= Supplied data =

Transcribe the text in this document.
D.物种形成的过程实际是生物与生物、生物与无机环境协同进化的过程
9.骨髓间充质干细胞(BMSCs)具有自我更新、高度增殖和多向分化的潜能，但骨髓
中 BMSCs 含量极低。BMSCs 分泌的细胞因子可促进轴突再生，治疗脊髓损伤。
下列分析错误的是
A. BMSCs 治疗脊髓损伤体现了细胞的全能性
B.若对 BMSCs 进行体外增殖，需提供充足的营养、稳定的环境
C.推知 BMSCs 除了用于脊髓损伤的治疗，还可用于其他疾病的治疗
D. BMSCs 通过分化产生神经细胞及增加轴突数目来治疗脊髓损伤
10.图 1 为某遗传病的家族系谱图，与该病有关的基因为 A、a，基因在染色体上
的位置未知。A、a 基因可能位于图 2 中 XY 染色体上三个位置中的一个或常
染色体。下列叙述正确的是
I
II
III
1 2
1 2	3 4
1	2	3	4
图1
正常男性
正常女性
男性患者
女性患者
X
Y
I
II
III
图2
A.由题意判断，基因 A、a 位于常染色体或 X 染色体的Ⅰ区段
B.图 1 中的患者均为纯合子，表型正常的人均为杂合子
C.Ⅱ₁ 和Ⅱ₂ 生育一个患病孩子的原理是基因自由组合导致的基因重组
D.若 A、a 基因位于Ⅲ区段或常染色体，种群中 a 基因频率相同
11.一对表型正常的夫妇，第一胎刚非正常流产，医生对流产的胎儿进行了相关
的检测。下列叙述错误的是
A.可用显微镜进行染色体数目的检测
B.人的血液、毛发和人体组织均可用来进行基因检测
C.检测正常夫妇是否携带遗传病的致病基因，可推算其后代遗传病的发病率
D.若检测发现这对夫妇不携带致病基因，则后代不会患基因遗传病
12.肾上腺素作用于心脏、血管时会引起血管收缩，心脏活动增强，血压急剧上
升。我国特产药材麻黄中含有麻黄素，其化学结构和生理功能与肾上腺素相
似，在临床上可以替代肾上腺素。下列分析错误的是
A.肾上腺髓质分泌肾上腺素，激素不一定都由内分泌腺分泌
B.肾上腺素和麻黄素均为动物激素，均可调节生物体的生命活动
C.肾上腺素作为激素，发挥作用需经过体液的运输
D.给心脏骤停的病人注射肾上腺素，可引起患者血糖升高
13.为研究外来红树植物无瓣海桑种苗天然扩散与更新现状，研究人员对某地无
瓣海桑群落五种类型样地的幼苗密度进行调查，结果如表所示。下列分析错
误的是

= What to work on =
Reproduce the entries above in full by retyping them exactly.

= Result of this exercise =
Transcribe the text in this document.
D.物种形成的过程实际是生物与生物、生物与无机环境协同进化的过程
9.骨髓间充质干细胞(BMSCs)具有自我更新、高度增殖和多向分化的潜能，但骨髓
中 BMSCs 含量极低。BMSCs 分泌的细胞因子可促进轴突再生，治疗脊髓损伤。
下列分析错误的是
A. BMSCs 治疗脊髓损伤体现了细胞的全能性
B.若对 BMSCs 进行体外增殖，需提供充足的营养、稳定的环境
C.推知 BMSCs 除了用于脊髓损伤的治疗，还可用于其他疾病的治疗
D. BMSCs 通过分化产生神经细胞及增加轴突数目来治疗脊髓损伤
10.图 1 为某遗传病的家族系谱图，与该病有关的基因为 A、a，基因在染色体上
的位置未知。A、a 基因可能位于图 2 中 XY 染色体上三个位置中的一个或常
染色体。下列叙述正确的是
I
II
III
1 2
1 2	3 4
1	2	3	4
图1
正常男性
正常女性
男性患者
女性患者
X
Y
I
II
III
图2
A.由题意判断，基因 A、a 位于常染色体或 X 染色体的Ⅰ区段
B.图 1 中的患者均为纯合子，表型正常的人均为杂合子
C.Ⅱ₁ 和Ⅱ₂ 生育一个患病孩子的原理是基因自由组合导致的基因重组
D.若 A、a 基因位于Ⅲ区段或常染色体，种群中 a 基因频率相同
11.一对表型正常的夫妇，第一胎刚非正常流产，医生对流产的胎儿进行了相关
的检测。下列叙述错误的是
A.可用显微镜进行染色体数目的检测
B.人的血液、毛发和人体组织均可用来进行基因检测
C.检测正常夫妇是否携带遗传病的致病基因，可推算其后代遗传病的发病率
D.若检测发现这对夫妇不携带致病基因，则后代不会患基因遗传病
12.肾上腺素作用于心脏、血管时会引起血管收缩，心脏活动增强，血压急剧上
升。我国特产药材麻黄中含有麻黄素，其化学结构和生理功能与肾上腺素相
似，在临床上可以替代肾上腺素。下列分析错误的是
A.肾上腺髓质分泌肾上腺素，激素不一定都由内分泌腺分泌
B.肾上腺素和麻黄素均为动物激素，均可调节生物体的生命活动
C.肾上腺素作为激素，发挥作用需经过体液的运输
D.给心脏骤停的病人注射肾上腺素，可引起患者血糖升高
13.为研究外来红树植物无瓣海桑种苗天然扩散与更新现状，研究人员对某地无
瓣海桑群落五种类型样地的幼苗密度进行调查，结果如表所示。下列分析错
误的是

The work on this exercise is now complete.